- _DATA TO USE_
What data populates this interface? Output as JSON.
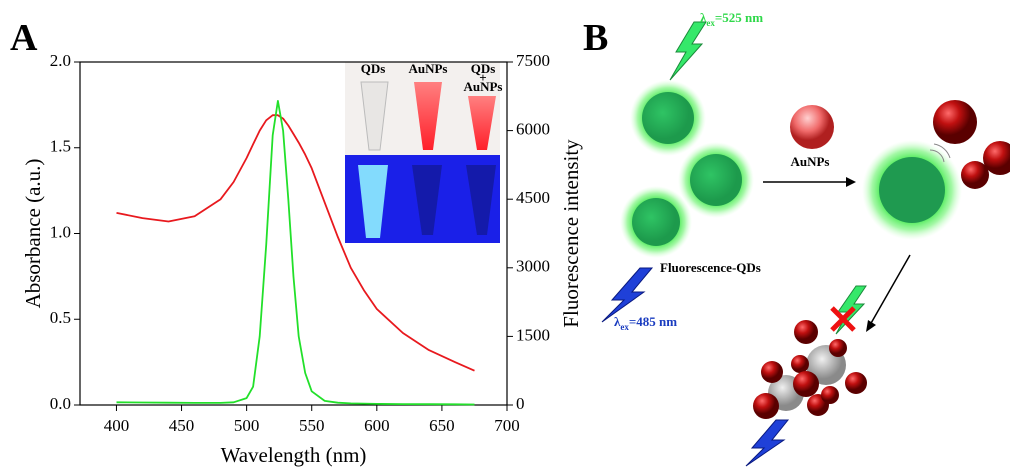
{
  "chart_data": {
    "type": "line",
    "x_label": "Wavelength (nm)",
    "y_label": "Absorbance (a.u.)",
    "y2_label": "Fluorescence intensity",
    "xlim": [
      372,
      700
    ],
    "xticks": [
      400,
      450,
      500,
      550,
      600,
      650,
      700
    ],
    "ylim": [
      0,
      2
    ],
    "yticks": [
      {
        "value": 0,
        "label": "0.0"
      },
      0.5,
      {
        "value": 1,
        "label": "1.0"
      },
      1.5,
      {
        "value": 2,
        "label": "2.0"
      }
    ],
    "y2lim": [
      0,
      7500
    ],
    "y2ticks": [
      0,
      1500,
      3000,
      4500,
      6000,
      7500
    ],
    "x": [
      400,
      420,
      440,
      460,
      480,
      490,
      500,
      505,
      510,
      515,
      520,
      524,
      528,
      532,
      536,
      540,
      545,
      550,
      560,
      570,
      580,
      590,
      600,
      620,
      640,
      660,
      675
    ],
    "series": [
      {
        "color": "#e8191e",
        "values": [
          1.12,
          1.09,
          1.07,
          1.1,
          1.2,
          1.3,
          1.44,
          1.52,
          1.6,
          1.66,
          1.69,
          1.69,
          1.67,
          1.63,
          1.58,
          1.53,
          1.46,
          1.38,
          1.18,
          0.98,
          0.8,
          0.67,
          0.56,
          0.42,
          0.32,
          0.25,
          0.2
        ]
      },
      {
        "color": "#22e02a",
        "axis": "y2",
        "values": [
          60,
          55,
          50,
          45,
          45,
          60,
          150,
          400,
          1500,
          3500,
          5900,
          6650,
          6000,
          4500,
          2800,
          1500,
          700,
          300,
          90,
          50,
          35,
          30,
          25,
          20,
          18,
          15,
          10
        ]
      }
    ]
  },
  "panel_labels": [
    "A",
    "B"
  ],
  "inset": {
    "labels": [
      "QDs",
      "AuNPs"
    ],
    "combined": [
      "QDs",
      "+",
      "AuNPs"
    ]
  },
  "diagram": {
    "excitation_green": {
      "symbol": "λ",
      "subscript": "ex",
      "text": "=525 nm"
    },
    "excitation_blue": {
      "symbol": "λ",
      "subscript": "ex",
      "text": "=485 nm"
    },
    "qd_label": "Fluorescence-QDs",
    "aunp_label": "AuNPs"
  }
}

- _GIVEN EXERCISE_
Repeat the data exactly in full, omitting its pictures.

- _REPLY TO THE TASK_
What data populates this interface? Output as JSON.
{
  "chart_data": {
    "type": "line",
    "x_label": "Wavelength (nm)",
    "y_label": "Absorbance (a.u.)",
    "y2_label": "Fluorescence intensity",
    "xlim": [
      372,
      700
    ],
    "xticks": [
      400,
      450,
      500,
      550,
      600,
      650,
      700
    ],
    "ylim": [
      0,
      2
    ],
    "yticks": [
      {
        "value": 0,
        "label": "0.0"
      },
      0.5,
      {
        "value": 1,
        "label": "1.0"
      },
      1.5,
      {
        "value": 2,
        "label": "2.0"
      }
    ],
    "y2lim": [
      0,
      7500
    ],
    "y2ticks": [
      0,
      1500,
      3000,
      4500,
      6000,
      7500
    ],
    "x": [
      400,
      420,
      440,
      460,
      480,
      490,
      500,
      505,
      510,
      515,
      520,
      524,
      528,
      532,
      536,
      540,
      545,
      550,
      560,
      570,
      580,
      590,
      600,
      620,
      640,
      660,
      675
    ],
    "series": [
      {
        "color": "#e8191e",
        "values": [
          1.12,
          1.09,
          1.07,
          1.1,
          1.2,
          1.3,
          1.44,
          1.52,
          1.6,
          1.66,
          1.69,
          1.69,
          1.67,
          1.63,
          1.58,
          1.53,
          1.46,
          1.38,
          1.18,
          0.98,
          0.8,
          0.67,
          0.56,
          0.42,
          0.32,
          0.25,
          0.2
        ]
      },
      {
        "color": "#22e02a",
        "axis": "y2",
        "values": [
          60,
          55,
          50,
          45,
          45,
          60,
          150,
          400,
          1500,
          3500,
          5900,
          6650,
          6000,
          4500,
          2800,
          1500,
          700,
          300,
          90,
          50,
          35,
          30,
          25,
          20,
          18,
          15,
          10
        ]
      }
    ]
  },
  "panel_labels": [
    "A",
    "B"
  ],
  "inset": {
    "labels": [
      "QDs",
      "AuNPs"
    ],
    "combined": [
      "QDs",
      "+",
      "AuNPs"
    ]
  },
  "diagram": {
    "excitation_green": {
      "symbol": "λ",
      "subscript": "ex",
      "text": "=525 nm"
    },
    "excitation_blue": {
      "symbol": "λ",
      "subscript": "ex",
      "text": "=485 nm"
    },
    "qd_label": "Fluorescence-QDs",
    "aunp_label": "AuNPs"
  }
}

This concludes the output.